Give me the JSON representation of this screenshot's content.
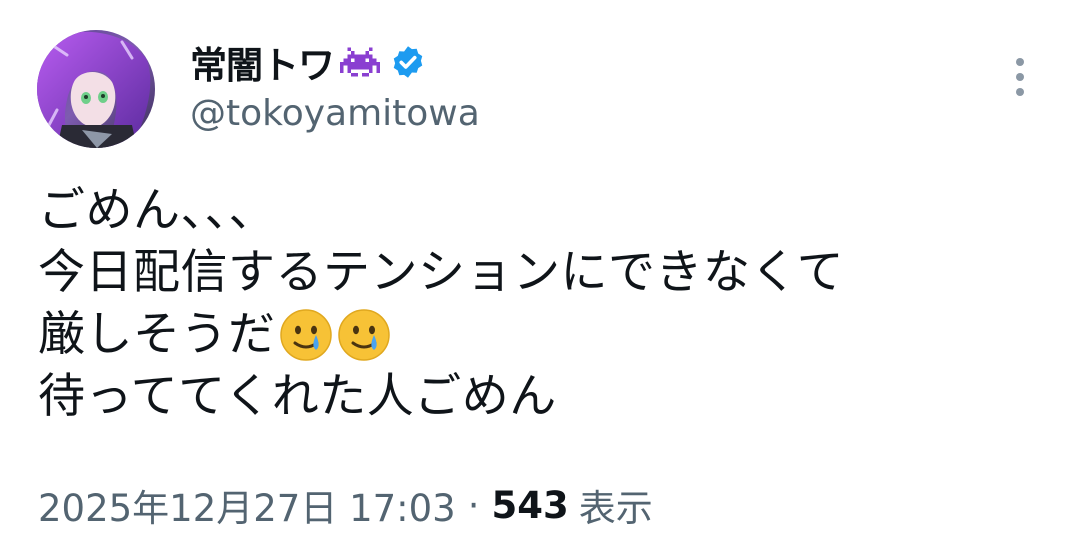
{
  "author": {
    "display_name": "常闇トワ",
    "name_emoji": "alien-monster-emoji",
    "verified_badge": "verified-badge-icon",
    "handle": "@tokoyamitowa",
    "avatar": "avatar-portrait"
  },
  "tweet": {
    "lines": [
      "ごめん、、、",
      "今日配信するテンションにできなくて",
      "厳しそうだ",
      "待っててくれた人ごめん"
    ],
    "line3_emojis": [
      "face-holding-back-tears-emoji",
      "face-holding-back-tears-emoji"
    ]
  },
  "meta": {
    "timestamp": "2025年12月27日 17:03",
    "separator": "·",
    "views_count": "543",
    "views_label": "表示"
  },
  "colors": {
    "text_primary": "#0f1419",
    "text_secondary": "#536471",
    "verified_blue": "#1d9bf0",
    "name_emoji_purple": "#8a3fd1",
    "emoji_yellow": "#f7c236",
    "tear_blue": "#4aa3f0"
  },
  "more_menu_icon": "more-dots-vertical-icon"
}
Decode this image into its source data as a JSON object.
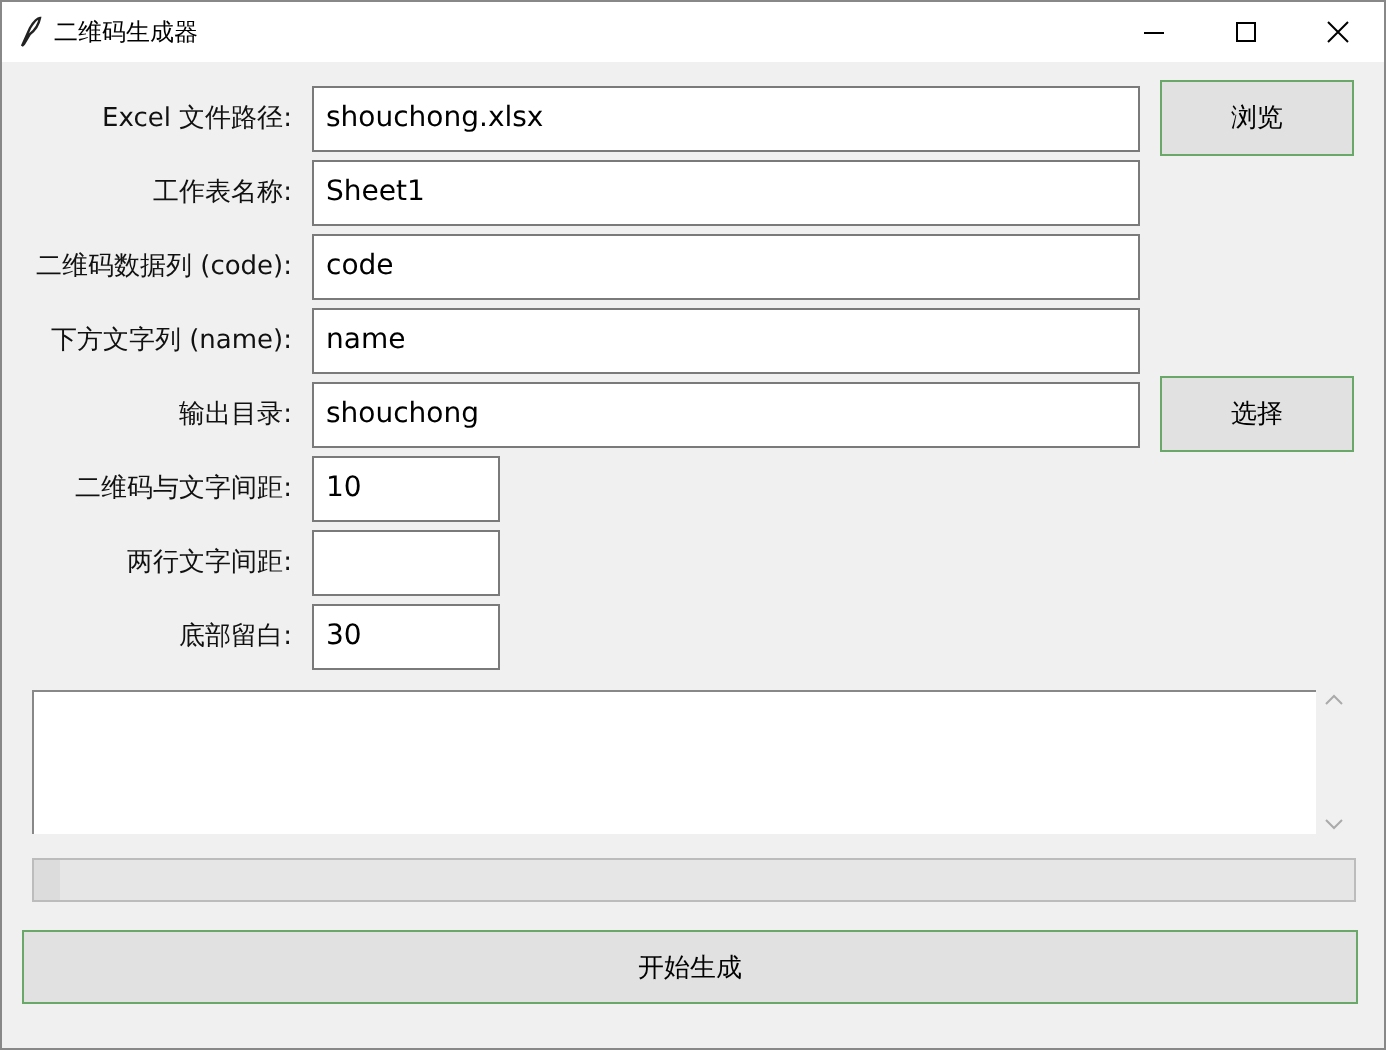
{
  "window": {
    "title": "二维码生成器"
  },
  "fields": [
    {
      "label": "Excel 文件路径:",
      "value": "shouchong.xlsx",
      "kind": "wide",
      "button": "浏览"
    },
    {
      "label": "工作表名称:",
      "value": "Sheet1",
      "kind": "wide"
    },
    {
      "label": "二维码数据列 (code):",
      "value": "code",
      "kind": "wide"
    },
    {
      "label": "下方文字列 (name):",
      "value": "name",
      "kind": "wide"
    },
    {
      "label": "输出目录:",
      "value": "shouchong",
      "kind": "wide",
      "button": "选择"
    },
    {
      "label": "二维码与文字间距:",
      "value": "10",
      "kind": "short"
    },
    {
      "label": "两行文字间距:",
      "kind": "short"
    },
    {
      "label": "底部留白:",
      "value": "30",
      "kind": "short"
    }
  ],
  "progress": {
    "level": 0.02
  },
  "start_button": "开始生成"
}
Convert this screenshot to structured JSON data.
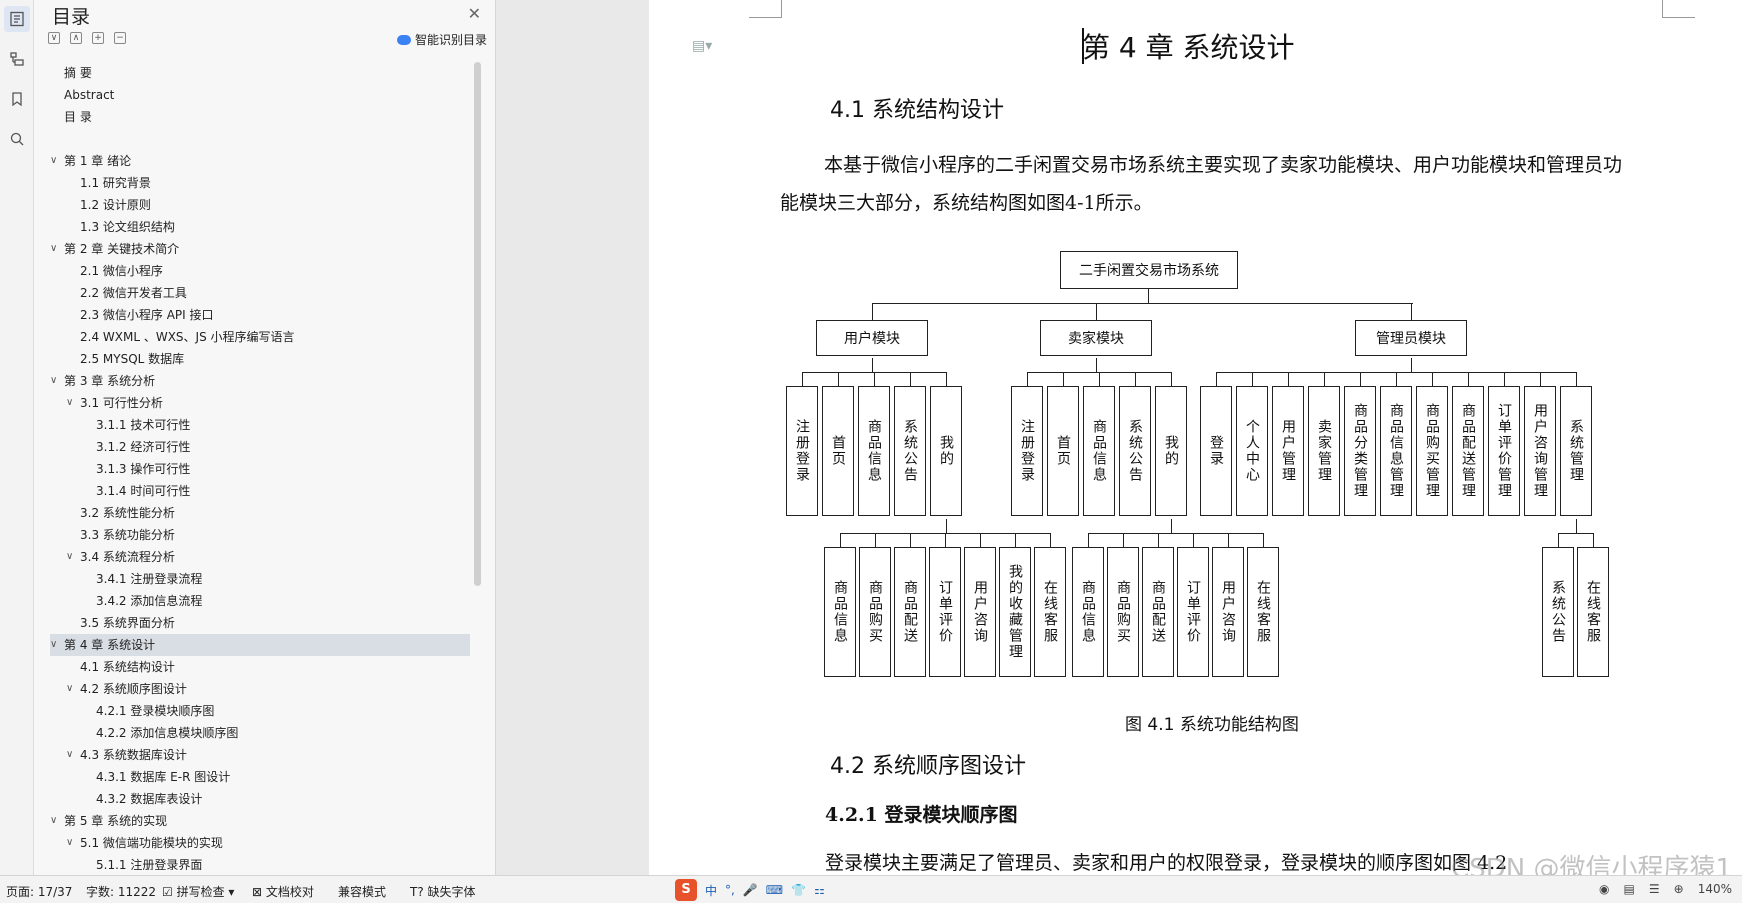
{
  "nav": {
    "title": "目录",
    "smart_toc": "智能识别目录",
    "items": [
      {
        "text": "摘  要",
        "level": 0
      },
      {
        "text": "Abstract",
        "level": 0
      },
      {
        "text": "目    录",
        "level": 0
      },
      {
        "text": "",
        "level": 0
      },
      {
        "text": "第 1 章    绪论",
        "level": 0,
        "caret": "∨"
      },
      {
        "text": "1.1 研究背景",
        "level": 1
      },
      {
        "text": "1.2 设计原则",
        "level": 1
      },
      {
        "text": "1.3 论文组织结构",
        "level": 1
      },
      {
        "text": "第 2 章    关键技术简介",
        "level": 0,
        "caret": "∨"
      },
      {
        "text": "2.1  微信小程序",
        "level": 1
      },
      {
        "text": "2.2  微信开发者工具",
        "level": 1
      },
      {
        "text": "2.3 微信小程序 API 接口",
        "level": 1
      },
      {
        "text": "2.4 WXML 、WXS、JS 小程序编写语言",
        "level": 1
      },
      {
        "text": "2.5 MYSQL 数据库",
        "level": 1
      },
      {
        "text": "第 3 章    系统分析",
        "level": 0,
        "caret": "∨"
      },
      {
        "text": "3.1  可行性分析",
        "level": 1,
        "caret": "∨"
      },
      {
        "text": "3.1.1 技术可行性",
        "level": 2
      },
      {
        "text": "3.1.2  经济可行性",
        "level": 2
      },
      {
        "text": "3.1.3  操作可行性",
        "level": 2
      },
      {
        "text": "3.1.4 时间可行性",
        "level": 2
      },
      {
        "text": "3.2  系统性能分析",
        "level": 1
      },
      {
        "text": "3.3  系统功能分析",
        "level": 1
      },
      {
        "text": "3.4  系统流程分析",
        "level": 1,
        "caret": "∨"
      },
      {
        "text": "3.4.1 注册登录流程",
        "level": 2
      },
      {
        "text": "3.4.2 添加信息流程",
        "level": 2
      },
      {
        "text": "3.5 系统界面分析",
        "level": 1
      },
      {
        "text": "第 4 章    系统设计",
        "level": 0,
        "caret": "∨",
        "selected": true
      },
      {
        "text": "4.1 系统结构设计",
        "level": 1
      },
      {
        "text": "4.2 系统顺序图设计",
        "level": 1,
        "caret": "∨"
      },
      {
        "text": "4.2.1 登录模块顺序图",
        "level": 2
      },
      {
        "text": "4.2.2 添加信息模块顺序图",
        "level": 2
      },
      {
        "text": "4.3 系统数据库设计",
        "level": 1,
        "caret": "∨"
      },
      {
        "text": "4.3.1  数据库 E-R 图设计",
        "level": 2
      },
      {
        "text": "4.3.2  数据库表设计",
        "level": 2
      },
      {
        "text": "第 5 章  系统的实现",
        "level": 0,
        "caret": "∨"
      },
      {
        "text": "5.1 微信端功能模块的实现",
        "level": 1,
        "caret": "∨"
      },
      {
        "text": "5.1.1 注册登录界面",
        "level": 2
      }
    ]
  },
  "doc": {
    "chapter_title": "第 4 章    系统设计",
    "h41": "4.1 系统结构设计",
    "para1": "本基于微信小程序的二手闲置交易市场系统主要实现了卖家功能模块、用户功能模块和管理员功能模块三大部分，系统结构图如图4-1所示。",
    "figure_caption": "图 4.1 系统功能结构图",
    "h42": "4.2 系统顺序图设计",
    "h421": "4.2.1 登录模块顺序图",
    "para2": "登录模块主要满足了管理员、卖家和用户的权限登录，登录模块的顺序图如图  4.2"
  },
  "diagram": {
    "root": "二手闲置交易市场系统",
    "modules": [
      "用户模块",
      "卖家模块",
      "管理员模块"
    ],
    "user_children": [
      "注册登录",
      "首页",
      "商品信息",
      "系统公告",
      "我的"
    ],
    "user_mine": [
      "商品信息",
      "商品购买",
      "商品配送",
      "订单评价",
      "用户咨询",
      "我的收藏管理",
      "在线客服"
    ],
    "seller_children": [
      "注册登录",
      "首页",
      "商品信息",
      "系统公告",
      "我的"
    ],
    "seller_mine": [
      "商品信息",
      "商品购买",
      "商品配送",
      "订单评价",
      "用户咨询",
      "在线客服"
    ],
    "admin_children": [
      "登录",
      "个人中心",
      "用户管理",
      "卖家管理",
      "商品分类管理",
      "商品信息管理",
      "商品购买管理",
      "商品配送管理",
      "订单评价管理",
      "用户咨询管理",
      "系统管理"
    ],
    "admin_sys": [
      "系统公告",
      "在线客服"
    ]
  },
  "status": {
    "page": "页面: 17/37",
    "words": "字数: 11222",
    "spell": "拼写检查",
    "proof": "文档校对",
    "compat": "兼容模式",
    "font_missing": "缺失字体",
    "ime": [
      "中",
      "°,",
      "🎤",
      "⌨",
      "👕",
      "⚏"
    ],
    "zoom": "140%"
  },
  "watermark": "CSDN @微信小程序猿1"
}
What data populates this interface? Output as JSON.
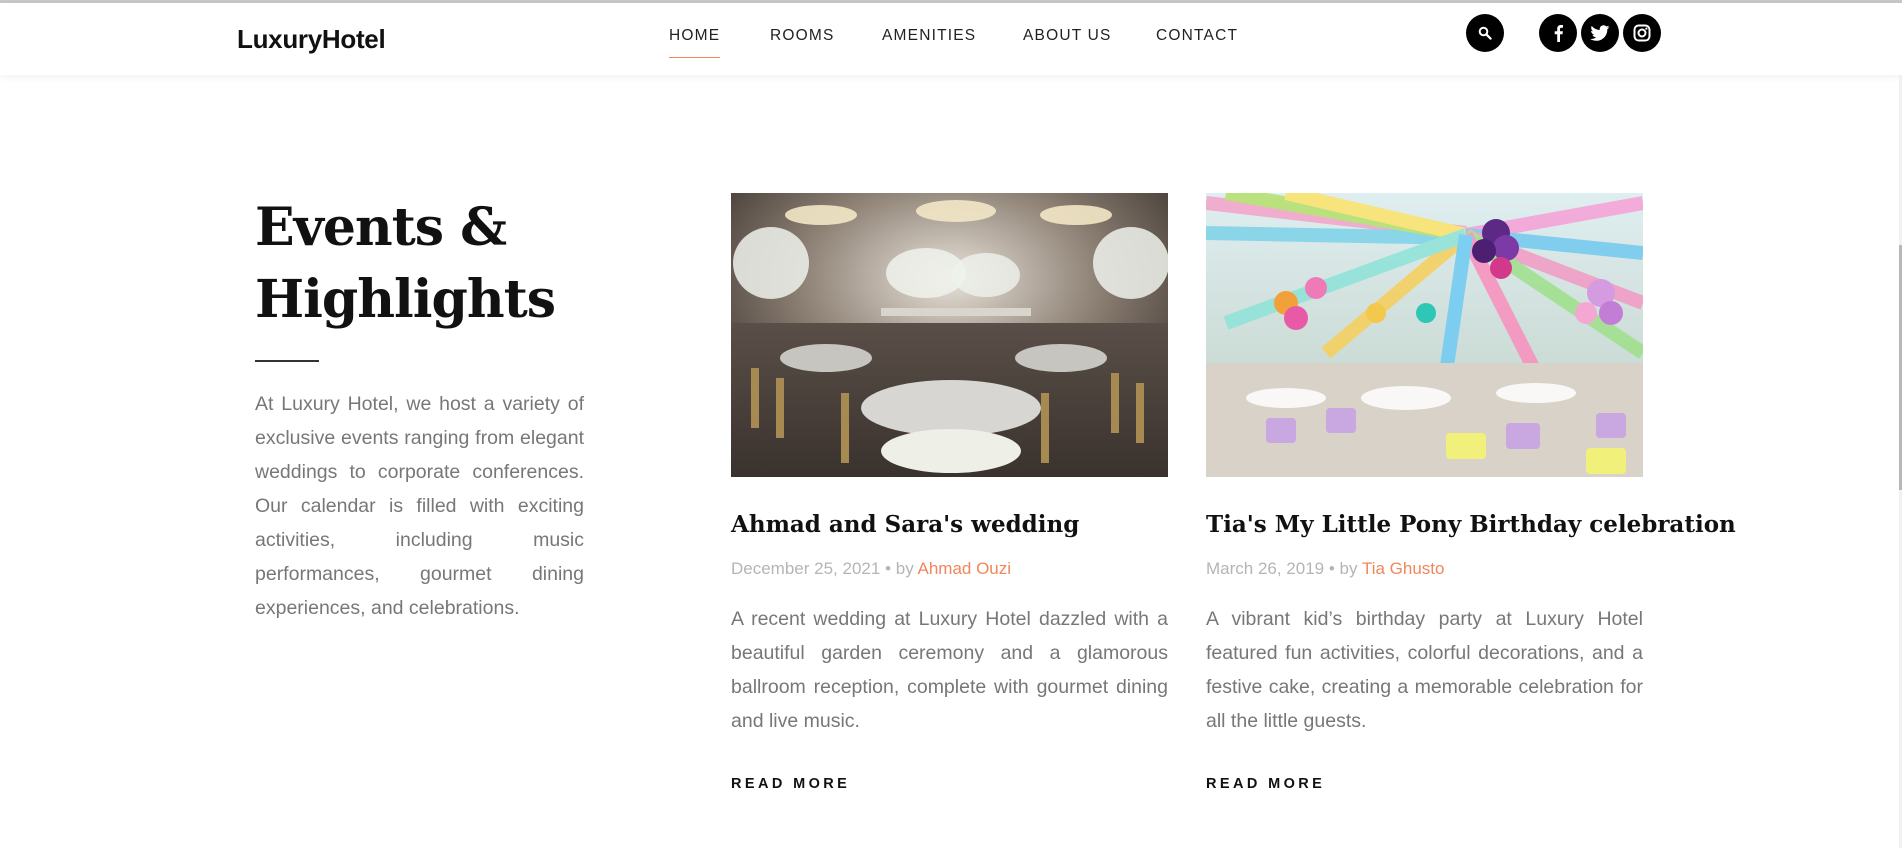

----------------

Pick out every line above that holds the word "value" and copy it.

**Complete output**
      "value": "shouchong.xlsx",
      "value": "Sheet1",
      "value": "code",
      "value": "name",
      "value": "shouchong",
      "value": "10",
      "value": "30",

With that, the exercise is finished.